### [Written task]
Exactly reproduce the lines that follow.

* Begin Input records *

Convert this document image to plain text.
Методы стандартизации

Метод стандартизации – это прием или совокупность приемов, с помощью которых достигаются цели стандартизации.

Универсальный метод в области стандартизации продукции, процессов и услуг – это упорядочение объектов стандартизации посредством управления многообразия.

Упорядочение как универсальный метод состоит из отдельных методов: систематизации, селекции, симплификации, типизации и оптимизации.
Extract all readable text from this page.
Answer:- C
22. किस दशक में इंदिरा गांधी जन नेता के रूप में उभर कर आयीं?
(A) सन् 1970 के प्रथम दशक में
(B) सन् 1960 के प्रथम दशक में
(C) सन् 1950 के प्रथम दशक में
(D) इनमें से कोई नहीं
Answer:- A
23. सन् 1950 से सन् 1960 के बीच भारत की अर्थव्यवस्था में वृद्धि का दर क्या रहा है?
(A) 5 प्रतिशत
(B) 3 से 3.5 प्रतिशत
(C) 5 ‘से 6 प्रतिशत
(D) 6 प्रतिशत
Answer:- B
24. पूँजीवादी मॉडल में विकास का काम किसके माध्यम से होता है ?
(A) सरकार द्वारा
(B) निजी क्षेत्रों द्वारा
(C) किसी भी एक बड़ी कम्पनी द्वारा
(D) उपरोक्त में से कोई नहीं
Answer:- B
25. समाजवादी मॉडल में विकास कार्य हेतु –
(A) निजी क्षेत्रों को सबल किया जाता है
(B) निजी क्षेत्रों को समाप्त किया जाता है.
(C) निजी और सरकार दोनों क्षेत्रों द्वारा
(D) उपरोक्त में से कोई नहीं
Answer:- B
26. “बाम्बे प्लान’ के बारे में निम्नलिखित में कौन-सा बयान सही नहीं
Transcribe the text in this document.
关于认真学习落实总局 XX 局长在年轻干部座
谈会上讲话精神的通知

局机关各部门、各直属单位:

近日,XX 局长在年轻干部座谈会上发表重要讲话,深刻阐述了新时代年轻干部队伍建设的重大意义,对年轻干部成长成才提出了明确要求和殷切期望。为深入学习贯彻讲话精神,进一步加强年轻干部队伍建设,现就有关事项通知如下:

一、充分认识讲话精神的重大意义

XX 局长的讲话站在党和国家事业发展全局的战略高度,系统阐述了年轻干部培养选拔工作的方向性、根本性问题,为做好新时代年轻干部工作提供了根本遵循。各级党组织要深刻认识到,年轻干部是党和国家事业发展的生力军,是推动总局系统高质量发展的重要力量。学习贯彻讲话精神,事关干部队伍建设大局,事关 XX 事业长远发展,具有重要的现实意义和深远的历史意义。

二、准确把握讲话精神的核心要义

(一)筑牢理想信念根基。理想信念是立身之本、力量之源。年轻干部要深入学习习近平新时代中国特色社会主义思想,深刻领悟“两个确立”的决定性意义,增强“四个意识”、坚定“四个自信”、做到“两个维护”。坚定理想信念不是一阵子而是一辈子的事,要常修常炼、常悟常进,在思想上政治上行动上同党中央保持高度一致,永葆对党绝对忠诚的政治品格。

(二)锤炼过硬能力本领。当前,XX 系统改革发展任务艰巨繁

* End Input records *

### [Finished task]
Convert this document image to plain text.
Методы стандартизации

Метод стандартизации – это прием или совокупность приемов, с помощью которых достигаются цели стандартизации.

Универсальный метод в области стандартизации продукции, процессов и услуг – это упорядочение объектов стандартизации посредством управления многообразия.

Упорядочение как универсальный метод состоит из отдельных методов: систематизации, селекции, симплификации, типизации и оптимизации.
Extract all readable text from this page.
Answer:- C
22. किस दशक में इंदिरा गांधी जन नेता के रूप में उभर कर आयीं?
(A) सन् 1970 के प्रथम दशक में
(B) सन् 1960 के प्रथम दशक में
(C) सन् 1950 के प्रथम दशक में
(D) इनमें से कोई नहीं
Answer:- A
23. सन् 1950 से सन् 1960 के बीच भारत की अर्थव्यवस्था में वृद्धि का दर क्या रहा है?
(A) 5 प्रतिशत
(B) 3 से 3.5 प्रतिशत
(C) 5 ‘से 6 प्रतिशत
(D) 6 प्रतिशत
Answer:- B
24. पूँजीवादी मॉडल में विकास का काम किसके माध्यम से होता है ?
(A) सरकार द्वारा
(B) निजी क्षेत्रों द्वारा
(C) किसी भी एक बड़ी कम्पनी द्वारा
(D) उपरोक्त में से कोई नहीं
Answer:- B
25. समाजवादी मॉडल में विकास कार्य हेतु –
(A) निजी क्षेत्रों को सबल किया जाता है
(B) निजी क्षेत्रों को समाप्त किया जाता है.
(C) निजी और सरकार दोनों क्षेत्रों द्वारा
(D) उपरोक्त में से कोई नहीं
Answer:- B
26. “बाम्बे प्लान’ के बारे में निम्नलिखित में कौन-सा बयान सही नहीं
Transcribe the text in this document.
关于认真学习落实总局 XX 局长在年轻干部座
谈会上讲话精神的通知

局机关各部门、各直属单位:

近日,XX 局长在年轻干部座谈会上发表重要讲话,深刻阐述了新时代年轻干部队伍建设的重大意义,对年轻干部成长成才提出了明确要求和殷切期望。为深入学习贯彻讲话精神,进一步加强年轻干部队伍建设,现就有关事项通知如下:

一、充分认识讲话精神的重大意义

XX 局长的讲话站在党和国家事业发展全局的战略高度,系统阐述了年轻干部培养选拔工作的方向性、根本性问题,为做好新时代年轻干部工作提供了根本遵循。各级党组织要深刻认识到,年轻干部是党和国家事业发展的生力军,是推动总局系统高质量发展的重要力量。学习贯彻讲话精神,事关干部队伍建设大局,事关 XX 事业长远发展,具有重要的现实意义和深远的历史意义。

二、准确把握讲话精神的核心要义

(一)筑牢理想信念根基。理想信念是立身之本、力量之源。年轻干部要深入学习习近平新时代中国特色社会主义思想,深刻领悟“两个确立”的决定性意义,增强“四个意识”、坚定“四个自信”、做到“两个维护”。坚定理想信念不是一阵子而是一辈子的事,要常修常炼、常悟常进,在思想上政治上行动上同党中央保持高度一致,永葆对党绝对忠诚的政治品格。

(二)锤炼过硬能力本领。当前,XX 系统改革发展任务艰巨繁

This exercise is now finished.